Stored items:
◆ ◆ ◆ ◆ ◆

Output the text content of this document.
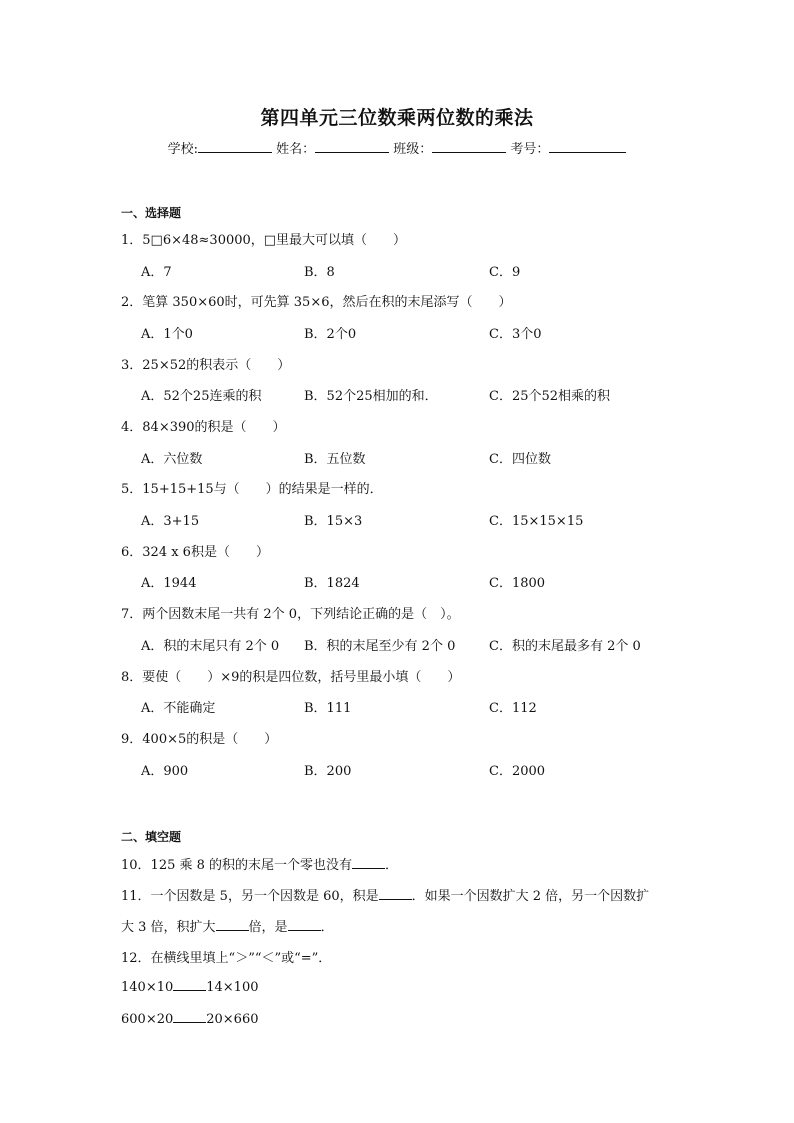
第四单元三位数乘两位数的乘法
学校:	姓名：	班级：	考号：
一、选择题
1．5□6×48≈30000，□里最大可以填（　　）
A．7	B．8	C．9
2．笔算 350×60时，可先算 35×6，然后在积的末尾添写（　　）
A．1个0	B．2个0	C．3个0
3．25×52的积表示（　　）
A．52个25连乘的积	B．52个25相加的和．	C．25个52相乘的积
4．84×390的积是（　　）
A．六位数	B．五位数	C．四位数
5．15+15+15与（　　）的结果是一样的．
A．3+15	B．15×3	C．15×15×15
6．324 x 6积是（　　）
A．1944	B．1824	C．1800
7．两个因数末尾一共有 2个 0，下列结论正确的是（　）。
A．积的末尾只有 2个 0 B．积的末尾至少有 2个 0	C．积的末尾最多有 2个 0
8．要使（　　）×9的积是四位数，括号里最小填（　　）
A．不能确定	B．111	C．112
9．400×5的积是（　　）
A．900	B．200	C．2000
二、填空题
10．125 乘 8 的积的末尾一个零也没有	．
11．一个因数是 5，另一个因数是 60，积是	．如果一个因数扩大 2 倍，另一个因数扩
大 3 倍，积扩大	倍，是	．
12．在横线里填上“＞”“＜”或“=”．
140×10	14×100
600×20	20×660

◆ ◆ ◆ ◆ ◆

◆ Task description ◆
Make an exact copy of the whole listing, but don't bring over any pictures.

◆ Answer in full ◆
Output the text content of this document.
第四单元三位数乘两位数的乘法
学校:	姓名：	班级：	考号：
一、选择题
1．5□6×48≈30000，□里最大可以填（　　）
A．7	B．8	C．9
2．笔算 350×60时，可先算 35×6，然后在积的末尾添写（　　）
A．1个0	B．2个0	C．3个0
3．25×52的积表示（　　）
A．52个25连乘的积	B．52个25相加的和．	C．25个52相乘的积
4．84×390的积是（　　）
A．六位数	B．五位数	C．四位数
5．15+15+15与（　　）的结果是一样的．
A．3+15	B．15×3	C．15×15×15
6．324 x 6积是（　　）
A．1944	B．1824	C．1800
7．两个因数末尾一共有 2个 0，下列结论正确的是（　）。
A．积的末尾只有 2个 0 B．积的末尾至少有 2个 0	C．积的末尾最多有 2个 0
8．要使（　　）×9的积是四位数，括号里最小填（　　）
A．不能确定	B．111	C．112
9．400×5的积是（　　）
A．900	B．200	C．2000
二、填空题
10．125 乘 8 的积的末尾一个零也没有	．
11．一个因数是 5，另一个因数是 60，积是	．如果一个因数扩大 2 倍，另一个因数扩
大 3 倍，积扩大	倍，是	．
12．在横线里填上“＞”“＜”或“=”．
140×10	14×100
600×20	20×660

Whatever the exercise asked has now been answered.